#### Aim A
Please copy the records line for line, starting at the line that contains "cellular-signal-icon bbox=[360, 18, 378, 32]" and ending at the line that contains "discount-label: off services", with both of those lines included.

#### Source document
=-=-=-=-=

Question to Chris Angelico: If I stay with my
sweep_trail(), which is the periodically scanning,
I can use a single linked list.

On the other hand if I would use the trigger
from Python, I possibly would need a double linked
list, to remove an element.

Chris Angelico, is there a third option, that I have
overlooked? Single linked list uses less space
than double linked list, this why I go with scan.

Chris Angelico schrieb:
> On Sun, Sep 19, 2021 at 11:46 AM Mostowski Collapse <bursejan@gmail.com> wrote:
>>
>> Yeah, it seems weak references could indeed spare
>> me mark_term(). But then I am stil left with sweep_trail().
>> I did not yet measure what takes more time mark_term()
>> or sweep_trail(). The displayed "gc" is the sum of both.

=-=-=-=-=

#### Given data
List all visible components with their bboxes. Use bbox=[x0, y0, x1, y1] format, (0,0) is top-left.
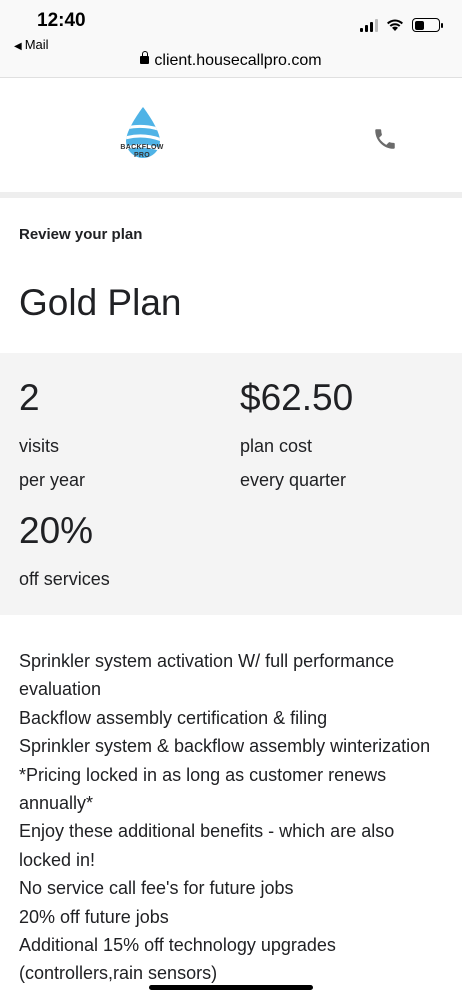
cellular-signal-icon bbox=[360, 18, 378, 32]
lock-icon bbox=[140, 51, 150, 64]
back-arrow-icon: ◀ bbox=[14, 41, 22, 52]
feature-item: 20% off future jobs bbox=[19, 906, 169, 927]
battery-icon bbox=[412, 18, 443, 32]
discount-label: off services bbox=[19, 569, 110, 589]
feature-item: No service call fee's for future jobs bbox=[19, 878, 294, 899]
cost-label: plan cost bbox=[240, 436, 313, 456]
plan-stats: 2 visits per year $62.50 plan cost every… bbox=[0, 353, 462, 615]
visits-value: 2 bbox=[19, 377, 40, 418]
system-icons bbox=[360, 18, 443, 32]
feature-item: Sprinkler system & backflow assembly win… bbox=[19, 736, 431, 757]
back-app-label: Mail bbox=[24, 37, 49, 52]
cost-period: every quarter bbox=[240, 470, 347, 490]
feature-item: Additional 15% off technology upgrades (… bbox=[19, 935, 336, 984]
visits-label: visits bbox=[19, 436, 59, 456]
home-indicator[interactable] bbox=[149, 985, 313, 990]
cost-value: $62.50 bbox=[240, 377, 354, 418]
plan-card: Review your plan Gold Plan 2 visits per … bbox=[0, 204, 462, 1000]
feature-item: Sprinkler system activation W/ full perf… bbox=[19, 651, 395, 700]
phone-icon[interactable] bbox=[372, 126, 398, 152]
feature-item: *Pricing locked in as long as customer r… bbox=[19, 764, 387, 814]
plan-features-list: Sprinkler system activation W/ full perf… bbox=[19, 647, 439, 988]
visits-period: per year bbox=[19, 470, 86, 490]
back-to-mail-link[interactable]: ◀ Mail bbox=[14, 37, 49, 52]
wifi-icon bbox=[387, 19, 403, 31]
status-time: 12:40 bbox=[37, 10, 86, 31]
logo-text: BACKFLOW PRO bbox=[120, 144, 164, 159]
feature-item: Enjoy these additional benefits - which … bbox=[19, 821, 395, 870]
review-plan-label: Review your plan bbox=[19, 226, 143, 243]
plan-title: Gold Plan bbox=[19, 282, 182, 323]
page-header: BACKFLOW PRO bbox=[0, 80, 462, 198]
feature-item: Backflow assembly certification & filing bbox=[19, 707, 328, 728]
status-bar: 12:40 ◀ Mail bbox=[0, 0, 462, 56]
url-bar[interactable]: client.housecallpro.com bbox=[0, 51, 462, 78]
discount-value: 20% bbox=[19, 510, 94, 551]
url-text: client.housecallpro.com bbox=[154, 52, 322, 69]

=-=-=-=-=

#### Aim B
Rewrite the passage of the post about linked lists and the trail, starting at "Chris Angelico, is" and ending at "left with sweep_trail().", with "weak references" changed to "weak pointers".

#### Written solution A
cellular-signal-icon bbox=[360, 18, 378, 32]
lock-icon bbox=[140, 51, 150, 64]
back-arrow-icon: ◀ bbox=[14, 41, 22, 52]
feature-item: 20% off future jobs bbox=[19, 906, 169, 927]
battery-icon bbox=[412, 18, 443, 32]
discount-label: off services bbox=[19, 569, 110, 589]

#### Written solution B
Chris Angelico, is there a third option, that I have
overlooked? Single linked list uses less space
than double linked list, this why I go with scan.

Chris Angelico schrieb:
> On Sun, Sep 19, 2021 at 11:46 AM Mostowski Collapse <bursejan@gmail.com> wrote:
>>
>> Yeah, it seems weak pointers could indeed spare
>> me mark_term(). But then I am stil left with sweep_trail().